[Begin Text to read]

Organization of a LO LO7485

Michael McMaster (Michael@kbddean.demon.co.uk)
Sat, 18 May 1996 10:27:22 +0000

Replying to LO7474 --

Keith, it's a wonderful beginning. In particular because it IS a
beginning. To escpae the dilemma you point at - organisation as
having something to do with charts, boxes, etc - we are going to have
to see organisation as something far outside of the representations
we are used to.

I don't think the characteristics you mention go
very far toward suggesting organisation - although I do think that
some organisation will be more consistent with those characteristics
than others.

What organises (ie. coordinates, relates, maintains patterns) human
action between independent agents? What is the organisation of a
marketplace? What is the organisation of a community? What is the
organisation of a flower, an ant colony, a rain forest? These are
are similar questions that are aiming at the general area of my
question, "What is the organisation of a learning organisation?"

[End Text to read]

Short problem A. In the post on learning organizations, take the part that opens with the words containing "Organization of a" and closes with "are used to.", and switch "charts" to "diagrams".
Short problem B. Which earlier message is the post on learning organizations replying to?
Work only from the post above.

[Begin Stored data]

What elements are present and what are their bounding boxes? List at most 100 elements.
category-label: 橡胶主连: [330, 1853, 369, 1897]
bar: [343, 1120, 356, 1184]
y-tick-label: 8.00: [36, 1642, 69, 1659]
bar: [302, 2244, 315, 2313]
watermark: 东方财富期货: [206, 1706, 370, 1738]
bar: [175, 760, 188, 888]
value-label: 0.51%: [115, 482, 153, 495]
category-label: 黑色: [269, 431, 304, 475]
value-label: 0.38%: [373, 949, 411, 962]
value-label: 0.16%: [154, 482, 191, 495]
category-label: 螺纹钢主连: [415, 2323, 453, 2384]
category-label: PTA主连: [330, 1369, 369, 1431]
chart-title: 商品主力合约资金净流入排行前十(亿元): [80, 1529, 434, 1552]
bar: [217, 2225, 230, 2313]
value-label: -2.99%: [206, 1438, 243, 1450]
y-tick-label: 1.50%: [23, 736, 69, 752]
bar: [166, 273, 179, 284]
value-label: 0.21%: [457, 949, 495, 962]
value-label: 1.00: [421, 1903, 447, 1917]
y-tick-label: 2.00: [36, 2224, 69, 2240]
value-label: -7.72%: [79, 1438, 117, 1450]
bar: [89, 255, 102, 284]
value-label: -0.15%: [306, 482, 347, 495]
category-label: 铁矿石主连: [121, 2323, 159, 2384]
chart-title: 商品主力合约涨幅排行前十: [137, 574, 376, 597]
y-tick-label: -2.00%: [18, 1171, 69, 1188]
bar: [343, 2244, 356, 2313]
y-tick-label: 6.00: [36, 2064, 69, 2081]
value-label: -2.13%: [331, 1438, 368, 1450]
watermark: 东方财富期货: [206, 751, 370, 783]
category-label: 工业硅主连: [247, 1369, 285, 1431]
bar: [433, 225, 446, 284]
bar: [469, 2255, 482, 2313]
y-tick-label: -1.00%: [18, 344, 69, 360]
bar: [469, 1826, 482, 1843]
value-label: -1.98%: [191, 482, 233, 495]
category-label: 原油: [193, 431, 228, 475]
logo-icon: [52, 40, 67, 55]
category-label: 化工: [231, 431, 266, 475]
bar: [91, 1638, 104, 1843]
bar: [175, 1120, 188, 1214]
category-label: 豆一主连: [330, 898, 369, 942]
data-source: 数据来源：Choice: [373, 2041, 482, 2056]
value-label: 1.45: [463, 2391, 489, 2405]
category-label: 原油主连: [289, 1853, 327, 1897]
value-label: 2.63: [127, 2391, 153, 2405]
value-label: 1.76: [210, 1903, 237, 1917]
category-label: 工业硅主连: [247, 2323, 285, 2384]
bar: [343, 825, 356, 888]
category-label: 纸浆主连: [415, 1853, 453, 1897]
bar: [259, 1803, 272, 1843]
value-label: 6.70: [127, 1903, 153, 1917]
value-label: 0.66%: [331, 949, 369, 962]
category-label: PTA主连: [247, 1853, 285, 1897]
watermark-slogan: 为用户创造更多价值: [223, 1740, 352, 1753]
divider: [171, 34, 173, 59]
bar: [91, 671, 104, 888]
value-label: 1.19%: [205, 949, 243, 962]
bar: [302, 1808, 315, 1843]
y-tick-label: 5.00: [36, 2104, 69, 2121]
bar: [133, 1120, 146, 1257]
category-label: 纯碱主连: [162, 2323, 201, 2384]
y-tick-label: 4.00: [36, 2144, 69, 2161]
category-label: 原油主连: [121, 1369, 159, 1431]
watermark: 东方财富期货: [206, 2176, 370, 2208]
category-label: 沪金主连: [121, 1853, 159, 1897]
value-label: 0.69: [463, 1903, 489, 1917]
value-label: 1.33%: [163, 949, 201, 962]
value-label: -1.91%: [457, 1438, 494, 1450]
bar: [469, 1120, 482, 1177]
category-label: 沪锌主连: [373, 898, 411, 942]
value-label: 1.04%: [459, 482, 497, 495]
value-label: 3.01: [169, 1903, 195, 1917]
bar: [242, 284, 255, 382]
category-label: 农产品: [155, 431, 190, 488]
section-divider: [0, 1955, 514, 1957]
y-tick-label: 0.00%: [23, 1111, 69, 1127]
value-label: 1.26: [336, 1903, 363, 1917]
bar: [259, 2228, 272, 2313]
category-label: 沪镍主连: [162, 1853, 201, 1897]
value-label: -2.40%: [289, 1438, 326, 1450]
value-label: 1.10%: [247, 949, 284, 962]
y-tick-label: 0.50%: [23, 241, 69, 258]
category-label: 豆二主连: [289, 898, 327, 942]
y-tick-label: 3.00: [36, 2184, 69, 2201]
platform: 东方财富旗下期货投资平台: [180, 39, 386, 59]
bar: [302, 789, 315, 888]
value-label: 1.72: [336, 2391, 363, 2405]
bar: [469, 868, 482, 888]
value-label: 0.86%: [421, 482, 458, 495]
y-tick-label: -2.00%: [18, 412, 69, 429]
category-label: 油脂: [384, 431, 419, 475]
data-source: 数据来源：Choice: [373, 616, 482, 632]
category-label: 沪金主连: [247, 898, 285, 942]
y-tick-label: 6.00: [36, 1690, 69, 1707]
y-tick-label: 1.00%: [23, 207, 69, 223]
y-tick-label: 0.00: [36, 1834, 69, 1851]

[End Stored data]

Full answer A.
Organization of a LO LO7485

Michael McMaster (Michael@kbddean.demon.co.uk)
Sat, 18 May 1996 10:27:22 +0000

Replying to LO7474 --

Keith, it's a wonderful beginning. In particular because it IS a
beginning. To escpae the dilemma you point at - organisation as
having something to do with diagrams, boxes, etc - we are going to have
to see organisation as something far outside of the representations
we are used to.

Full answer B. LO7474